◆ EXERCISE TASK:
Give back the records below exactly, every one, with no pictures.

Structured figure records
—————

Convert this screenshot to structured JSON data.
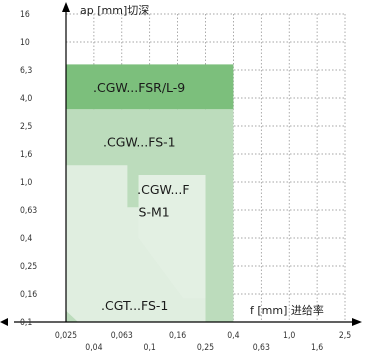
{
  "chart_data": {
    "type": "region",
    "x_axis": {
      "label": "f [mm] 进给率",
      "tick_labels_top_row": [
        "0,025",
        "0,063",
        "0,16",
        "0,4",
        "1,0",
        "2,5"
      ],
      "tick_labels_bottom_row": [
        "0,04",
        "0,1",
        "0,25",
        "0,63",
        "1,6"
      ],
      "range": [
        "0,025",
        "2,5"
      ]
    },
    "y_axis": {
      "label": "ap [mm]切深",
      "tick_labels": [
        "16",
        "10",
        "6,3",
        "4,0",
        "2,5",
        "1,6",
        "1,0",
        "0,63",
        "0,4",
        "0,25",
        "0,16",
        "0,1"
      ],
      "range": [
        "0,1",
        "16"
      ]
    },
    "grid": "dotted",
    "regions": [
      {
        "label": ".CGW...FSR/L-9",
        "color": "#7cbf7c"
      },
      {
        "label": ".CGW...FS-1",
        "color": "#bcdcbc"
      },
      {
        "label": ".CGW...F\nS-M1",
        "label_lines": [
          ".CGW...F",
          "S-M1"
        ],
        "color": "#e3f0e3"
      },
      {
        "label": ".CGT...FS-1",
        "color": "#e0eee0"
      }
    ]
  }
}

—————

◆ REPLY:
Convert this screenshot to structured JSON data.
{
  "chart_data": {
    "type": "region",
    "x_axis": {
      "label": "f [mm] 进给率",
      "tick_labels_top_row": [
        "0,025",
        "0,063",
        "0,16",
        "0,4",
        "1,0",
        "2,5"
      ],
      "tick_labels_bottom_row": [
        "0,04",
        "0,1",
        "0,25",
        "0,63",
        "1,6"
      ],
      "range": [
        "0,025",
        "2,5"
      ]
    },
    "y_axis": {
      "label": "ap [mm]切深",
      "tick_labels": [
        "16",
        "10",
        "6,3",
        "4,0",
        "2,5",
        "1,6",
        "1,0",
        "0,63",
        "0,4",
        "0,25",
        "0,16",
        "0,1"
      ],
      "range": [
        "0,1",
        "16"
      ]
    },
    "grid": "dotted",
    "regions": [
      {
        "label": ".CGW...FSR/L-9",
        "color": "#7cbf7c"
      },
      {
        "label": ".CGW...FS-1",
        "color": "#bcdcbc"
      },
      {
        "label": ".CGW...F\nS-M1",
        "label_lines": [
          ".CGW...F",
          "S-M1"
        ],
        "color": "#e3f0e3"
      },
      {
        "label": ".CGT...FS-1",
        "color": "#e0eee0"
      }
    ]
  }
}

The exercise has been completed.